◆ **PAGE EXCERPT**
────────────────

Court Opinion

ID: 9489674
Source: CourtListenerOpinion
Date Created: 2023-08-05 13:21:18.840951+00
Date Added: 2024-06-11T17:53:39.452505
License: Public Domain

TERENCE T. EVANS, Circuit Judge,
dissenting.
It’s hard to imagine that when the federal sentencing guidelines became law, anyone thought appellate courts would tinker with sentences to the degree that they do today. After all, during our nation’s entire history, trial judges imposed sentences (cabined only by maximum terms prescribed by law) with, for all practical purposes, unlimited discretion. Appellate courts, during all those years, were rarely involved in sentencing, which was viewed as a unique, intensely personal, and often fact-specific process that did not lend itself to micromanagement from afar. But today, almost nine years after the federal sentencing guidelines became effective, appellate courts routinely fine-tune sentences. The willingness, and in some cases eagerness, to tread in this area encourages more appeals (rarely today is a criminal case appealed without a few sentencing issues), leads to more uncertainty in the district courts, and unduly complicates and elongates sentencing proceedings. This case is a good example of one where we should not be tinkering with the work of the district court.

────────────────

◆ **TASK LIST**
1: Reproduce word for word the part of the dissent that opens with the words containing "Court Opinion" and closes with "dissenting.".
2: Say whether each statement agrees with the dissent, answering yes or no and quoting the deciding words: (a) The federal sentencing guidelines had been effective for almost nine years. (b) Appellate courts were heavily involved in sentencing throughout the nation's history. (c) Trial judges' sentences were limited only by maximum terms prescribed by law.
Rely only on the dissent itself.

────────────────

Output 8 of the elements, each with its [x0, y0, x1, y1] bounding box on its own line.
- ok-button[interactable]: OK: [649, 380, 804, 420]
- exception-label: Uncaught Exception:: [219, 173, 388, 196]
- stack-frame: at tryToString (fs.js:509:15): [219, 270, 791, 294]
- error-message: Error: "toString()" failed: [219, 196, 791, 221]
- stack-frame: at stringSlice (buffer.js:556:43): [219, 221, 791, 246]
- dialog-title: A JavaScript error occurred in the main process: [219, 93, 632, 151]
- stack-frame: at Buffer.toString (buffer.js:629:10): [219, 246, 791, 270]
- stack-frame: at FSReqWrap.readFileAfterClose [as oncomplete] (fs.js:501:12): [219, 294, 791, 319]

────────────────

◆ **SET OF ANSWERS**
1:
Court Opinion

ID: 9489674
Source: CourtListenerOpinion
Date Created: 2023-08-05 13:21:18.840951+00
Date Added: 2024-06-11T17:53:39.452505
License: Public Domain

TERENCE T. EVANS, Circuit Judge,
dissenting.

2:
(a) Yes: "almost nine years after the federal sentencing guidelines became effective"
(b) No: "Appellate courts, during all those years, were rarely involved in sentencing"
(c) Yes: "cabined only by maximum terms prescribed by law"